Reproduce the entries word for word, and omit any picture you find in them.
──────── Input ────────
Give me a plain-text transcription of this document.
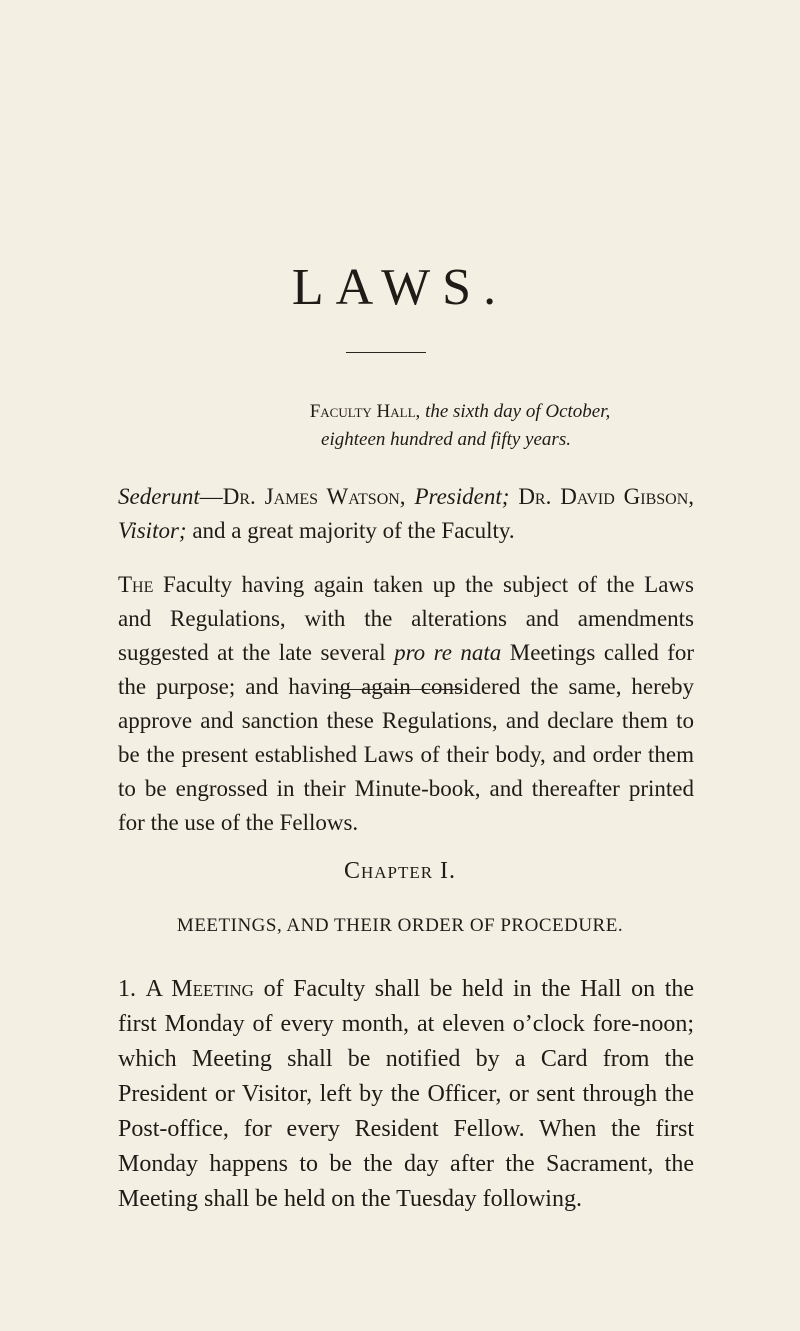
LAWS.
Faculty Hall, the sixth day of October,
eighteen hundred and fifty years.

Sederunt—Dr. James Watson, President; Dr. David Gibson, Visitor; and a great majority of the Faculty.

The Faculty having again taken up the subject of the Laws and Regulations, with the alterations and amendments suggested at the late several pro re nata Meetings called for the purpose; and having again considered the same, hereby approve and sanction these Regulations, and declare them to be the present established Laws of their body, and order them to be engrossed in their Minute-book, and thereafter printed for the use of the Fellows.

Chapter I.
MEETINGS, AND THEIR ORDER OF PROCEDURE.

1. A Meeting of Faculty shall be held in the Hall on the first Monday of every month, at eleven o’clock fore-noon; which Meeting shall be notified by a Card from the President or Visitor, left by the Officer, or sent through the Post-office, for every Resident Fellow. When the first Monday happens to be the day after the Sacrament, the Meeting shall be held on the Tuesday following.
────────
Solution below
Give me a plain-text transcription of this document.
LAWS.
Faculty Hall, the sixth day of October,
eighteen hundred and fifty years.

Sederunt—Dr. James Watson, President; Dr. David Gibson, Visitor; and a great majority of the Faculty.

The Faculty having again taken up the subject of the Laws and Regulations, with the alterations and amendments suggested at the late several pro re nata Meetings called for the purpose; and having again considered the same, hereby approve and sanction these Regulations, and declare them to be the present established Laws of their body, and order them to be engrossed in their Minute-book, and thereafter printed for the use of the Fellows.

Chapter I.
MEETINGS, AND THEIR ORDER OF PROCEDURE.

1. A Meeting of Faculty shall be held in the Hall on the first Monday of every month, at eleven o’clock fore-noon; which Meeting shall be notified by a Card from the President or Visitor, left by the Officer, or sent through the Post-office, for every Resident Fellow. When the first Monday happens to be the day after the Sacrament, the Meeting shall be held on the Tuesday following.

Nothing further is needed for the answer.